Start of Data supplied
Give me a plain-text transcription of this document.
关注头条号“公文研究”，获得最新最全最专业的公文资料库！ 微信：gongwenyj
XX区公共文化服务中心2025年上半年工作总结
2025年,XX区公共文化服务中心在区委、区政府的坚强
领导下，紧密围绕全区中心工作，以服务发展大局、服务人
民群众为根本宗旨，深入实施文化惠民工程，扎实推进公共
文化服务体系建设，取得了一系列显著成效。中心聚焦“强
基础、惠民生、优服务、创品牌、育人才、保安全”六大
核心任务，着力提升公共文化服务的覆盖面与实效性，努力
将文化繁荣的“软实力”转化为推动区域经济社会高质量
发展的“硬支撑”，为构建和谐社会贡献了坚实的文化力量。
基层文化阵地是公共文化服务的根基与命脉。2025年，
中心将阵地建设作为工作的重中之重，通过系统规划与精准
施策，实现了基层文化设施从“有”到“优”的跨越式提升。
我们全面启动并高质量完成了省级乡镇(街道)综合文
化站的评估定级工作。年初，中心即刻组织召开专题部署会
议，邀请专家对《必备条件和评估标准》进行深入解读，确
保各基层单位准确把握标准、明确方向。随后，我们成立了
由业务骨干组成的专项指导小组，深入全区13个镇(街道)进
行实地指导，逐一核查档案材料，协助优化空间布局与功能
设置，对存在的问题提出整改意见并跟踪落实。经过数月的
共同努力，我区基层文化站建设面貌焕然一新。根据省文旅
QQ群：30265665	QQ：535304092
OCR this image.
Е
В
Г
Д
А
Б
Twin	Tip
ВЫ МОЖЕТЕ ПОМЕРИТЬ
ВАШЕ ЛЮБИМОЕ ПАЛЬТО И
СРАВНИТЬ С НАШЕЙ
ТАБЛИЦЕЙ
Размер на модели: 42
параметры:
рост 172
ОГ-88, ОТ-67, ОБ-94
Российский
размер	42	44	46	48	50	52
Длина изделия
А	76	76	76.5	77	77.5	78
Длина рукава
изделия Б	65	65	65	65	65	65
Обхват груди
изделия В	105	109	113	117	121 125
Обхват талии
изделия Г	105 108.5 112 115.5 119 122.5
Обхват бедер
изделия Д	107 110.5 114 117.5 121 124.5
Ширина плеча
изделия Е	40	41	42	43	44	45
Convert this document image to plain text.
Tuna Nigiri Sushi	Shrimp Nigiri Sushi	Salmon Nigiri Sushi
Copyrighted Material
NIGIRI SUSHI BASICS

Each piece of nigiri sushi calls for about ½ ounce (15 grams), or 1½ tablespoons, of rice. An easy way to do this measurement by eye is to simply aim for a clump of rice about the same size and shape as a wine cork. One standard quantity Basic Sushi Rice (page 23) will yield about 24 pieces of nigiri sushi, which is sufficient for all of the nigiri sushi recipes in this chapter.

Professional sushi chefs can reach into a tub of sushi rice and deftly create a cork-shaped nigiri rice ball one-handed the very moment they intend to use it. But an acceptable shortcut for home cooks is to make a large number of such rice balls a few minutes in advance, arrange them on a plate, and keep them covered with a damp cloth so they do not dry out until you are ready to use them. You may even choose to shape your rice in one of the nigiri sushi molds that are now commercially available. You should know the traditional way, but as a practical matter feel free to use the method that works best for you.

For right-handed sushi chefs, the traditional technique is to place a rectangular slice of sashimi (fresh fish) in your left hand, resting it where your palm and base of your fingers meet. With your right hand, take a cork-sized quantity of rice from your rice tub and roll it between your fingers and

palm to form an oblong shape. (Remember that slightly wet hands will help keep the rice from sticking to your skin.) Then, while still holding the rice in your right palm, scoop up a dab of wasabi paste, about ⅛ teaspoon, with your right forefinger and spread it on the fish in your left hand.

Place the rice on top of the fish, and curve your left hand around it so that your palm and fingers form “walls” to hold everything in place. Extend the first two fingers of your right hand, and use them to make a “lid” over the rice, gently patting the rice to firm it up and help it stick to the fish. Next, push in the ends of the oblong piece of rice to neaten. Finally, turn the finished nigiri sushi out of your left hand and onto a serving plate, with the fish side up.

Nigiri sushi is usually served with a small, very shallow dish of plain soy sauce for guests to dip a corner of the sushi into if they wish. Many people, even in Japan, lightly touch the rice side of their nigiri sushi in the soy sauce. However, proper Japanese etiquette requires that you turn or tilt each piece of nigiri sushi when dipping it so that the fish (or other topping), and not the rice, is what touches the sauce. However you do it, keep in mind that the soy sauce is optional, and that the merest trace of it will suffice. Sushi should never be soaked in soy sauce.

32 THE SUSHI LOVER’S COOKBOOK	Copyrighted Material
End of Data supplied
◆ Given request
Identify how many lines in the entries above contain the word "side" and provide only that figure.

◆ Output for this exercise
2